DATA SUPPLIED
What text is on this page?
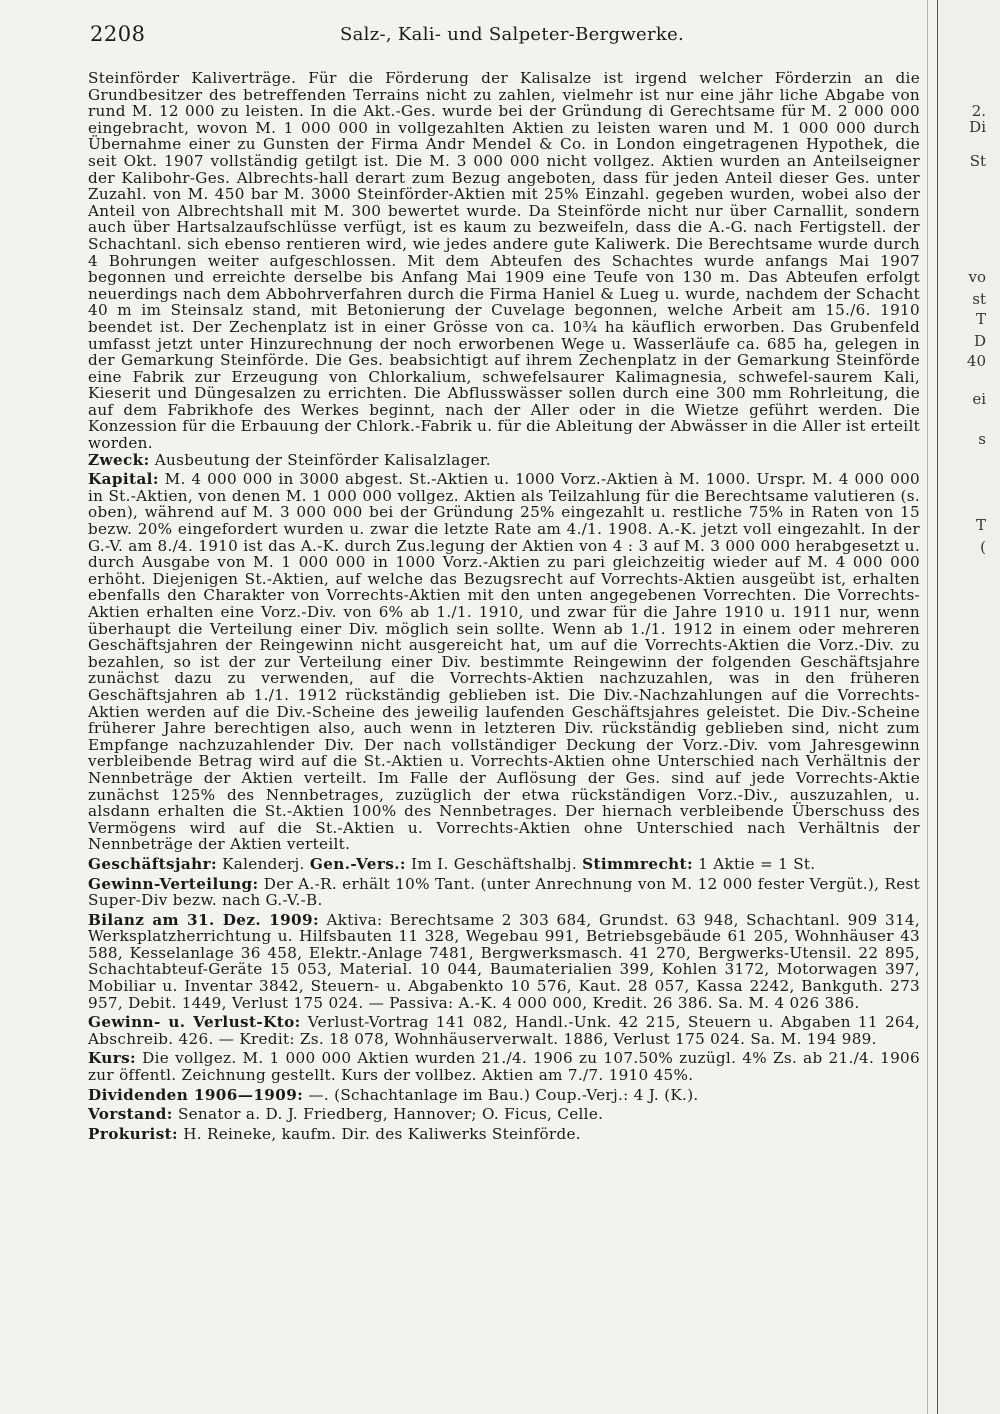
2208	Salz-, Kali- und Salpeter-Bergwerke.

Steinförder Kaliverträge. Für die Förderung der Kalisalze ist irgend welcher Förderzin an die Grundbesitzer des betreffenden Terrains nicht zu zahlen, vielmehr ist nur eine jähr liche Abgabe von rund M. 12 000 zu leisten. In die Akt.-Ges. wurde bei der Gründung di Gerechtsame für M. 2 000 000 eingebracht, wovon M. 1 000 000 in vollgezahlten Aktien zu leisten waren und M. 1 000 000 durch Übernahme einer zu Gunsten der Firma Andr Mendel & Co. in London eingetragenen Hypothek, die seit Okt. 1907 vollständig getilgt ist. Die M. 3 000 000 nicht vollgez. Aktien wurden an Anteilseigner der Kalibohr-Ges. Albrechts-hall derart zum Bezug angeboten, dass für jeden Anteil dieser Ges. unter Zuzahl. von M. 450 bar M. 3000 Steinförder-Aktien mit 25% Einzahl. gegeben wurden, wobei also der Anteil von Albrechtshall mit M. 300 bewertet wurde. Da Steinförde nicht nur über Carnallit, sondern auch über Hartsalzaufschlüsse verfügt, ist es kaum zu bezweifeln, dass die A.-G. nach Fertigstell. der Schachtanl. sich ebenso rentieren wird, wie jedes andere gute Kaliwerk. Die Berechtsame wurde durch 4 Bohrungen weiter aufgeschlossen. Mit dem Abteufen des Schachtes wurde anfangs Mai 1907 begonnen und erreichte derselbe bis Anfang Mai 1909 eine Teufe von 130 m. Das Abteufen erfolgt neuerdings nach dem Abbohrverfahren durch die Firma Haniel & Lueg u. wurde, nachdem der Schacht 40 m im Steinsalz stand, mit Betonierung der Cuvelage begonnen, welche Arbeit am 15./6. 1910 beendet ist. Der Zechenplatz ist in einer Grösse von ca. 10¾ ha käuflich erworben. Das Grubenfeld umfasst jetzt unter Hinzurechnung der noch erworbenen Wege u. Wasserläufe ca. 685 ha, gelegen in der Gemarkung Steinförde. Die Ges. beabsichtigt auf ihrem Zechenplatz in der Gemarkung Steinförde eine Fabrik zur Erzeugung von Chlorkalium, schwefelsaurer Kalimagnesia, schwefel-saurem Kali, Kieserit und Düngesalzen zu errichten. Die Abflusswässer sollen durch eine 300 mm Rohrleitung, die auf dem Fabrikhofe des Werkes beginnt, nach der Aller oder in die Wietze geführt werden. Die Konzession für die Erbauung der Chlork.-Fabrik u. für die Ableitung der Abwässer in die Aller ist erteilt worden.

Zweck: Ausbeutung der Steinförder Kalisalzlager.

Kapital: M. 4 000 000 in 3000 abgest. St.-Aktien u. 1000 Vorz.-Aktien à M. 1000. Urspr. M. 4 000 000 in St.-Aktien, von denen M. 1 000 000 vollgez. Aktien als Teilzahlung für die Berechtsame valutieren (s. oben), während auf M. 3 000 000 bei der Gründung 25% eingezahlt u. restliche 75% in Raten von 15 bezw. 20% eingefordert wurden u. zwar die letzte Rate am 4./1. 1908. A.-K. jetzt voll eingezahlt. In der G.-V. am 8./4. 1910 ist das A.-K. durch Zus.legung der Aktien von 4 : 3 auf M. 3 000 000 herabgesetzt u. durch Ausgabe von M. 1 000 000 in 1000 Vorz.-Aktien zu pari gleichzeitig wieder auf M. 4 000 000 erhöht. Diejenigen St.-Aktien, auf welche das Bezugsrecht auf Vorrechts-Aktien ausgeübt ist, erhalten ebenfalls den Charakter von Vorrechts-Aktien mit den unten angegebenen Vorrechten. Die Vorrechts-Aktien erhalten eine Vorz.-Div. von 6% ab 1./1. 1910, und zwar für die Jahre 1910 u. 1911 nur, wenn überhaupt die Verteilung einer Div. möglich sein sollte. Wenn ab 1./1. 1912 in einem oder mehreren Geschäftsjahren der Reingewinn nicht ausgereicht hat, um auf die Vorrechts-Aktien die Vorz.-Div. zu bezahlen, so ist der zur Verteilung einer Div. bestimmte Reingewinn der folgenden Geschäftsjahre zunächst dazu zu verwenden, auf die Vorrechts-Aktien nachzuzahlen, was in den früheren Geschäftsjahren ab 1./1. 1912 rückständig geblieben ist. Die Div.-Nachzahlungen auf die Vorrechts-Aktien werden auf die Div.-Scheine des jeweilig laufenden Geschäftsjahres geleistet. Die Div.-Scheine früherer Jahre berechtigen also, auch wenn in letzteren Div. rückständig geblieben sind, nicht zum Empfange nachzuzahlender Div. Der nach vollständiger Deckung der Vorz.-Div. vom Jahresgewinn verbleibende Betrag wird auf die St.-Aktien u. Vorrechts-Aktien ohne Unterschied nach Verhältnis der Nennbeträge der Aktien verteilt. Im Falle der Auflösung der Ges. sind auf jede Vorrechts-Aktie zunächst 125% des Nennbetrages, zuzüglich der etwa rückständigen Vorz.-Div., auszuzahlen, u. alsdann erhalten die St.-Aktien 100% des Nennbetrages. Der hiernach verbleibende Überschuss des Vermögens wird auf die St.-Aktien u. Vorrechts-Aktien ohne Unterschied nach Verhältnis der Nennbeträge der Aktien verteilt.

Geschäftsjahr: Kalenderj. Gen.-Vers.: Im I. Geschäftshalbj. Stimmrecht: 1 Aktie = 1 St.

Gewinn-Verteilung: Der A.-R. erhält 10% Tant. (unter Anrechnung von M. 12 000 fester Vergüt.), Rest Super-Div bezw. nach G.-V.-B.

Bilanz am 31. Dez. 1909: Aktiva: Berechtsame 2 303 684, Grundst. 63 948, Schachtanl. 909 314, Werksplatzherrichtung u. Hilfsbauten 11 328, Wegebau 991, Betriebsgebäude 61 205, Wohnhäuser 43 588, Kesselanlage 36 458, Elektr.-Anlage 7481, Bergwerksmasch. 41 270, Bergwerks-Utensil. 22 895, Schachtabteuf-Geräte 15 053, Material. 10 044, Baumaterialien 399, Kohlen 3172, Motorwagen 397, Mobiliar u. Inventar 3842, Steuern- u. Abgabenkto 10 576, Kaut. 28 057, Kassa 2242, Bankguth. 273 957, Debit. 1449, Verlust 175 024. — Passiva: A.-K. 4 000 000, Kredit. 26 386. Sa. M. 4 026 386.

Gewinn- u. Verlust-Kto: Verlust-Vortrag 141 082, Handl.-Unk. 42 215, Steuern u. Abgaben 11 264, Abschreib. 426. — Kredit: Zs. 18 078, Wohnhäuserverwalt. 1886, Verlust 175 024. Sa. M. 194 989.

Kurs: Die vollgez. M. 1 000 000 Aktien wurden 21./4. 1906 zu 107.50% zuzügl. 4% Zs. ab 21./4. 1906 zur öffentl. Zeichnung gestellt. Kurs der vollbez. Aktien am 7./7. 1910 45%.

Dividenden 1906—1909: —. (Schachtanlage im Bau.) Coup.-Verj.: 4 J. (K.).

Vorstand: Senator a. D. J. Friedberg, Hannover; O. Ficus, Celle.

Prokurist: H. Reineke, kaufm. Dir. des Kaliwerks Steinförde.

2.
Di
St
vo
st
T
D
40
ei
s
T
(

THE REQUEST
Output each line exactly; omit every picture.

ANSWER TO THE EXERCISE
What text is on this page?
2208	Salz-, Kali- und Salpeter-Bergwerke.

Steinförder Kaliverträge. Für die Förderung der Kalisalze ist irgend welcher Förderzin an die Grundbesitzer des betreffenden Terrains nicht zu zahlen, vielmehr ist nur eine jähr liche Abgabe von rund M. 12 000 zu leisten. In die Akt.-Ges. wurde bei der Gründung di Gerechtsame für M. 2 000 000 eingebracht, wovon M. 1 000 000 in vollgezahlten Aktien zu leisten waren und M. 1 000 000 durch Übernahme einer zu Gunsten der Firma Andr Mendel & Co. in London eingetragenen Hypothek, die seit Okt. 1907 vollständig getilgt ist. Die M. 3 000 000 nicht vollgez. Aktien wurden an Anteilseigner der Kalibohr-Ges. Albrechts-hall derart zum Bezug angeboten, dass für jeden Anteil dieser Ges. unter Zuzahl. von M. 450 bar M. 3000 Steinförder-Aktien mit 25% Einzahl. gegeben wurden, wobei also der Anteil von Albrechtshall mit M. 300 bewertet wurde. Da Steinförde nicht nur über Carnallit, sondern auch über Hartsalzaufschlüsse verfügt, ist es kaum zu bezweifeln, dass die A.-G. nach Fertigstell. der Schachtanl. sich ebenso rentieren wird, wie jedes andere gute Kaliwerk. Die Berechtsame wurde durch 4 Bohrungen weiter aufgeschlossen. Mit dem Abteufen des Schachtes wurde anfangs Mai 1907 begonnen und erreichte derselbe bis Anfang Mai 1909 eine Teufe von 130 m. Das Abteufen erfolgt neuerdings nach dem Abbohrverfahren durch die Firma Haniel & Lueg u. wurde, nachdem der Schacht 40 m im Steinsalz stand, mit Betonierung der Cuvelage begonnen, welche Arbeit am 15./6. 1910 beendet ist. Der Zechenplatz ist in einer Grösse von ca. 10¾ ha käuflich erworben. Das Grubenfeld umfasst jetzt unter Hinzurechnung der noch erworbenen Wege u. Wasserläufe ca. 685 ha, gelegen in der Gemarkung Steinförde. Die Ges. beabsichtigt auf ihrem Zechenplatz in der Gemarkung Steinförde eine Fabrik zur Erzeugung von Chlorkalium, schwefelsaurer Kalimagnesia, schwefel-saurem Kali, Kieserit und Düngesalzen zu errichten. Die Abflusswässer sollen durch eine 300 mm Rohrleitung, die auf dem Fabrikhofe des Werkes beginnt, nach der Aller oder in die Wietze geführt werden. Die Konzession für die Erbauung der Chlork.-Fabrik u. für die Ableitung der Abwässer in die Aller ist erteilt worden.

Zweck: Ausbeutung der Steinförder Kalisalzlager.

Kapital: M. 4 000 000 in 3000 abgest. St.-Aktien u. 1000 Vorz.-Aktien à M. 1000. Urspr. M. 4 000 000 in St.-Aktien, von denen M. 1 000 000 vollgez. Aktien als Teilzahlung für die Berechtsame valutieren (s. oben), während auf M. 3 000 000 bei der Gründung 25% eingezahlt u. restliche 75% in Raten von 15 bezw. 20% eingefordert wurden u. zwar die letzte Rate am 4./1. 1908. A.-K. jetzt voll eingezahlt. In der G.-V. am 8./4. 1910 ist das A.-K. durch Zus.legung der Aktien von 4 : 3 auf M. 3 000 000 herabgesetzt u. durch Ausgabe von M. 1 000 000 in 1000 Vorz.-Aktien zu pari gleichzeitig wieder auf M. 4 000 000 erhöht. Diejenigen St.-Aktien, auf welche das Bezugsrecht auf Vorrechts-Aktien ausgeübt ist, erhalten ebenfalls den Charakter von Vorrechts-Aktien mit den unten angegebenen Vorrechten. Die Vorrechts-Aktien erhalten eine Vorz.-Div. von 6% ab 1./1. 1910, und zwar für die Jahre 1910 u. 1911 nur, wenn überhaupt die Verteilung einer Div. möglich sein sollte. Wenn ab 1./1. 1912 in einem oder mehreren Geschäftsjahren der Reingewinn nicht ausgereicht hat, um auf die Vorrechts-Aktien die Vorz.-Div. zu bezahlen, so ist der zur Verteilung einer Div. bestimmte Reingewinn der folgenden Geschäftsjahre zunächst dazu zu verwenden, auf die Vorrechts-Aktien nachzuzahlen, was in den früheren Geschäftsjahren ab 1./1. 1912 rückständig geblieben ist. Die Div.-Nachzahlungen auf die Vorrechts-Aktien werden auf die Div.-Scheine des jeweilig laufenden Geschäftsjahres geleistet. Die Div.-Scheine früherer Jahre berechtigen also, auch wenn in letzteren Div. rückständig geblieben sind, nicht zum Empfange nachzuzahlender Div. Der nach vollständiger Deckung der Vorz.-Div. vom Jahresgewinn verbleibende Betrag wird auf die St.-Aktien u. Vorrechts-Aktien ohne Unterschied nach Verhältnis der Nennbeträge der Aktien verteilt. Im Falle der Auflösung der Ges. sind auf jede Vorrechts-Aktie zunächst 125% des Nennbetrages, zuzüglich der etwa rückständigen Vorz.-Div., auszuzahlen, u. alsdann erhalten die St.-Aktien 100% des Nennbetrages. Der hiernach verbleibende Überschuss des Vermögens wird auf die St.-Aktien u. Vorrechts-Aktien ohne Unterschied nach Verhältnis der Nennbeträge der Aktien verteilt.

Geschäftsjahr: Kalenderj. Gen.-Vers.: Im I. Geschäftshalbj. Stimmrecht: 1 Aktie = 1 St.

Gewinn-Verteilung: Der A.-R. erhält 10% Tant. (unter Anrechnung von M. 12 000 fester Vergüt.), Rest Super-Div bezw. nach G.-V.-B.

Bilanz am 31. Dez. 1909: Aktiva: Berechtsame 2 303 684, Grundst. 63 948, Schachtanl. 909 314, Werksplatzherrichtung u. Hilfsbauten 11 328, Wegebau 991, Betriebsgebäude 61 205, Wohnhäuser 43 588, Kesselanlage 36 458, Elektr.-Anlage 7481, Bergwerksmasch. 41 270, Bergwerks-Utensil. 22 895, Schachtabteuf-Geräte 15 053, Material. 10 044, Baumaterialien 399, Kohlen 3172, Motorwagen 397, Mobiliar u. Inventar 3842, Steuern- u. Abgabenkto 10 576, Kaut. 28 057, Kassa 2242, Bankguth. 273 957, Debit. 1449, Verlust 175 024. — Passiva: A.-K. 4 000 000, Kredit. 26 386. Sa. M. 4 026 386.

Gewinn- u. Verlust-Kto: Verlust-Vortrag 141 082, Handl.-Unk. 42 215, Steuern u. Abgaben 11 264, Abschreib. 426. — Kredit: Zs. 18 078, Wohnhäuserverwalt. 1886, Verlust 175 024. Sa. M. 194 989.

Kurs: Die vollgez. M. 1 000 000 Aktien wurden 21./4. 1906 zu 107.50% zuzügl. 4% Zs. ab 21./4. 1906 zur öffentl. Zeichnung gestellt. Kurs der vollbez. Aktien am 7./7. 1910 45%.

Dividenden 1906—1909: —. (Schachtanlage im Bau.) Coup.-Verj.: 4 J. (K.).

Vorstand: Senator a. D. J. Friedberg, Hannover; O. Ficus, Celle.

Prokurist: H. Reineke, kaufm. Dir. des Kaliwerks Steinförde.

2.
Di
St
vo
st
T
D
40
ei
s
T
(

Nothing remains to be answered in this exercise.